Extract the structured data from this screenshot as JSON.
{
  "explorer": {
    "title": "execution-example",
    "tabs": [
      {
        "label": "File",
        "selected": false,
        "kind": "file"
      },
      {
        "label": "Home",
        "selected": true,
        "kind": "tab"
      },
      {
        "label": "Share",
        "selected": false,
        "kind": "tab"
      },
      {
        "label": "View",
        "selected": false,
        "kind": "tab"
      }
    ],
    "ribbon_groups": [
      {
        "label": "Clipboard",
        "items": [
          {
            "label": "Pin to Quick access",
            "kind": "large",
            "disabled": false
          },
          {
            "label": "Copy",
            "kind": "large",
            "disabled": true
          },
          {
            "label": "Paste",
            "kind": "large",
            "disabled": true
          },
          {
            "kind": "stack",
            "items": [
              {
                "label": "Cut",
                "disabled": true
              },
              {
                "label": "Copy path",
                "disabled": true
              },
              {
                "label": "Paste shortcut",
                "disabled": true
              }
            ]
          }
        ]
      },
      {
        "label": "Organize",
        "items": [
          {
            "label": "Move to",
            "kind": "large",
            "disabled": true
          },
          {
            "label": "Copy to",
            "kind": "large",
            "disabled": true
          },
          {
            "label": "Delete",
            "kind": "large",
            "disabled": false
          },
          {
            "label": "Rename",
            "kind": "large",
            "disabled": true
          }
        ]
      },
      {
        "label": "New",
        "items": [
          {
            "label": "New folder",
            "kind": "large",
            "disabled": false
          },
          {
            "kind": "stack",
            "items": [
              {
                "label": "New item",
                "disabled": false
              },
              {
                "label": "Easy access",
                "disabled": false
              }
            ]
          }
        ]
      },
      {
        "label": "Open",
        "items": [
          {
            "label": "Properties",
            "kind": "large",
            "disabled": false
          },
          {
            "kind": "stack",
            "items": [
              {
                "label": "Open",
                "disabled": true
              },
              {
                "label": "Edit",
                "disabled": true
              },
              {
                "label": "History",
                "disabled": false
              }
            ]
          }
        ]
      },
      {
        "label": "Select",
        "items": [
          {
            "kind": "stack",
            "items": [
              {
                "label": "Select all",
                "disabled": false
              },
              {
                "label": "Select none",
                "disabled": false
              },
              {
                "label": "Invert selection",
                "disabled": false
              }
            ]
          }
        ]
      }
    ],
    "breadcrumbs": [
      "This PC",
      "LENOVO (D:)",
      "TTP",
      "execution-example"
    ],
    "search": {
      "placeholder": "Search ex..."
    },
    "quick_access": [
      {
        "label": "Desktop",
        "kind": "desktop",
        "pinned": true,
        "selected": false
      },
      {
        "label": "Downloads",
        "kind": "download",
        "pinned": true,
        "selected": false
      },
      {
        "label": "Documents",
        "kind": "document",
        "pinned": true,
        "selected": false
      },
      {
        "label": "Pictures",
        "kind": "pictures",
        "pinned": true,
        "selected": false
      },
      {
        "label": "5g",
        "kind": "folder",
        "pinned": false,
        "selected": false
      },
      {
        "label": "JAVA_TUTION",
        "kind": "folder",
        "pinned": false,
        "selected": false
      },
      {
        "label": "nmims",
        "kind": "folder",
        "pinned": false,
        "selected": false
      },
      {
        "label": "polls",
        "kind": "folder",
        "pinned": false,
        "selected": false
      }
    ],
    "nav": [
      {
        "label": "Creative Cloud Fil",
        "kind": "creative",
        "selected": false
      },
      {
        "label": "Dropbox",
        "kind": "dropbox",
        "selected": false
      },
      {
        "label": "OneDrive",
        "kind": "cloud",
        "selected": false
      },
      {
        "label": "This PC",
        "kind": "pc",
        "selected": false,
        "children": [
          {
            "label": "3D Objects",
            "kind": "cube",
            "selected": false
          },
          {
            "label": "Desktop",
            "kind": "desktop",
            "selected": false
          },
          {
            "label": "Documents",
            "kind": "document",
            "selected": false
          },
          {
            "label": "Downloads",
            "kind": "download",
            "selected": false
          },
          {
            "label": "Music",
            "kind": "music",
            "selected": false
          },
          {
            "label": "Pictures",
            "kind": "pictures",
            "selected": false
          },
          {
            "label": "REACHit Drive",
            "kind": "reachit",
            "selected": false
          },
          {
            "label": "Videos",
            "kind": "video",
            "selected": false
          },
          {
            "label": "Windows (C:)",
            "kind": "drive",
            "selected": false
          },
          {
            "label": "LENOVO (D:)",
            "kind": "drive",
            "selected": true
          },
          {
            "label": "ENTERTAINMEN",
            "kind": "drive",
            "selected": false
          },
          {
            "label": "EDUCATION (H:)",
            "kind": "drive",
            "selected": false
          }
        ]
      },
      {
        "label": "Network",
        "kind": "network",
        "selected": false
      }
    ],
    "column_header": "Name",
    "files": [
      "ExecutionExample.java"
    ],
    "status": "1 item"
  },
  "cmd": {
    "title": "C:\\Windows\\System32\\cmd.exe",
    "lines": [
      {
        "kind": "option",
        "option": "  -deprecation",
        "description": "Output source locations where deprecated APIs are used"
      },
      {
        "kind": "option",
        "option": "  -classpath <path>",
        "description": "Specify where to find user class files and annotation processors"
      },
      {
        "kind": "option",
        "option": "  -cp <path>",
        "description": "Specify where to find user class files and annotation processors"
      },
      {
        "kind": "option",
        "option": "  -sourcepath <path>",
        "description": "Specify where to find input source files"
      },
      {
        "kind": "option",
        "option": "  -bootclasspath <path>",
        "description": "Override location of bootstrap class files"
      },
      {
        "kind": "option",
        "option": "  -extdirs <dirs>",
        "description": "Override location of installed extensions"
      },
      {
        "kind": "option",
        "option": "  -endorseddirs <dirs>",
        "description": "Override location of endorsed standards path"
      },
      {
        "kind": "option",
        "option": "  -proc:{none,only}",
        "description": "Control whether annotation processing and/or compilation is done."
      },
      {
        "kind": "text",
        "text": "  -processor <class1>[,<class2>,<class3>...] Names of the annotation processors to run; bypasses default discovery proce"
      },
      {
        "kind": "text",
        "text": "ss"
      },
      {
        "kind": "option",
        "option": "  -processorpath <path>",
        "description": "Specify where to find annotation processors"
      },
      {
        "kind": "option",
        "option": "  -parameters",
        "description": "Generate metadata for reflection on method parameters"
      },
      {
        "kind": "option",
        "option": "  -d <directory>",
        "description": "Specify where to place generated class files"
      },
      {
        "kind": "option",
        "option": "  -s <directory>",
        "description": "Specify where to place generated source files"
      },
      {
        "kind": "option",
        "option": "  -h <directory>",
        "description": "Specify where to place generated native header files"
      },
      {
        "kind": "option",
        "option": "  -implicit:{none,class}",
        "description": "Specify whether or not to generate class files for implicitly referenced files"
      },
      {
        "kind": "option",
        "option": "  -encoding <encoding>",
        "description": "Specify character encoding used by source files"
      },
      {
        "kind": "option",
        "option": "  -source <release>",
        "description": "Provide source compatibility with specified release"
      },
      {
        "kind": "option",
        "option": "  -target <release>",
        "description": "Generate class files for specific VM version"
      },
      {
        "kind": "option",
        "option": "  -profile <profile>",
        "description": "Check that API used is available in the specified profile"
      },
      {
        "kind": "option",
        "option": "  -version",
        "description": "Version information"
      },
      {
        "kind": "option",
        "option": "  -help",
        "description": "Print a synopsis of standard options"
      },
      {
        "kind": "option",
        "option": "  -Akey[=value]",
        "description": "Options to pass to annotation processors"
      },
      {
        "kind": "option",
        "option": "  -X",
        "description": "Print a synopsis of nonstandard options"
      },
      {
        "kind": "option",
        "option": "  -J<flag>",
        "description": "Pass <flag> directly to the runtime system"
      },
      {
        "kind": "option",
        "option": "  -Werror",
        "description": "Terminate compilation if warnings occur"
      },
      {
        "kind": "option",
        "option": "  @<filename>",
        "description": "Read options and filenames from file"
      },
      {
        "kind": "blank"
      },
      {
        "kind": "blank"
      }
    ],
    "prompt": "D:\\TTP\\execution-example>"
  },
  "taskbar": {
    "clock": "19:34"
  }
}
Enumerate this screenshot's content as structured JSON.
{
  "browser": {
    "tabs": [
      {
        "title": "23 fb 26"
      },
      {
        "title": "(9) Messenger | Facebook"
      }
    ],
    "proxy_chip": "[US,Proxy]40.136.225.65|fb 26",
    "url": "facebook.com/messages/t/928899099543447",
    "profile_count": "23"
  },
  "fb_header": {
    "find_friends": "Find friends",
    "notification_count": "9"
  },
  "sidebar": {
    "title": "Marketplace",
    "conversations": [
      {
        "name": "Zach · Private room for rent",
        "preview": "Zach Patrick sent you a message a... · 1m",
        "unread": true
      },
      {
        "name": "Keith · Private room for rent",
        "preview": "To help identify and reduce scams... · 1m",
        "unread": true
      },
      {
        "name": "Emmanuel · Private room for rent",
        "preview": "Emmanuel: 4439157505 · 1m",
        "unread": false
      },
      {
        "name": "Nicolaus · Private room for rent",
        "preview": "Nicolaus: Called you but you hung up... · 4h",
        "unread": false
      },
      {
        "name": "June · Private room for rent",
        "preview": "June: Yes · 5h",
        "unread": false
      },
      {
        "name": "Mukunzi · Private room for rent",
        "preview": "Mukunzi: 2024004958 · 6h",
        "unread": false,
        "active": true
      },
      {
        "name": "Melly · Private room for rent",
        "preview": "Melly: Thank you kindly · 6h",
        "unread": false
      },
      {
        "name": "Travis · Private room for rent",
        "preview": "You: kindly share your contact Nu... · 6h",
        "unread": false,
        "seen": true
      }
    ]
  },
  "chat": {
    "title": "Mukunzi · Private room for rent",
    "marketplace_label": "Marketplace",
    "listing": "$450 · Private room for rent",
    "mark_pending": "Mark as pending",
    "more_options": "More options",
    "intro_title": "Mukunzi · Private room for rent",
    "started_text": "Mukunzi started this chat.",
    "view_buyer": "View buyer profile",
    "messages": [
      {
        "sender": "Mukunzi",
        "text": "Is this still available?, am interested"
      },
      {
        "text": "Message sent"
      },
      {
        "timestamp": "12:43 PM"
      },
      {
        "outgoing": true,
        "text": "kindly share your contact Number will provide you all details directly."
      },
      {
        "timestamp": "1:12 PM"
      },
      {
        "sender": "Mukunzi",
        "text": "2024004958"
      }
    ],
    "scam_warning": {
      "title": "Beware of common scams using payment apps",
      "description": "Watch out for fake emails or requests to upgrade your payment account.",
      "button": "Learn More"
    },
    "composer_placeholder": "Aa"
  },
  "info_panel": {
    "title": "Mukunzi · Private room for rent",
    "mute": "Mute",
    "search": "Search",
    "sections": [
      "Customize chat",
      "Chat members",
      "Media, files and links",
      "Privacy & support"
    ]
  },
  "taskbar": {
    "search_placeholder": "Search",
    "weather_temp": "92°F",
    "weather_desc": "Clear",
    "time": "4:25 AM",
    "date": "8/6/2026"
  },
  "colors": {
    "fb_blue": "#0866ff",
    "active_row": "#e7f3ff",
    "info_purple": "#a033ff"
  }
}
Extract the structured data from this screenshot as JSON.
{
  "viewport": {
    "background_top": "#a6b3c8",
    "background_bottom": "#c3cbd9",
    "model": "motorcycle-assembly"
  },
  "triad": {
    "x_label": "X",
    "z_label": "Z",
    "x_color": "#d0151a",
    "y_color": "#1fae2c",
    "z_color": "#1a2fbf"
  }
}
+++++
» Requirements:
Copy out every line with the word "help".

» Answer for the task:
        "option": "  -help",
        "preview": "To help identify and reduce scams... · 1m",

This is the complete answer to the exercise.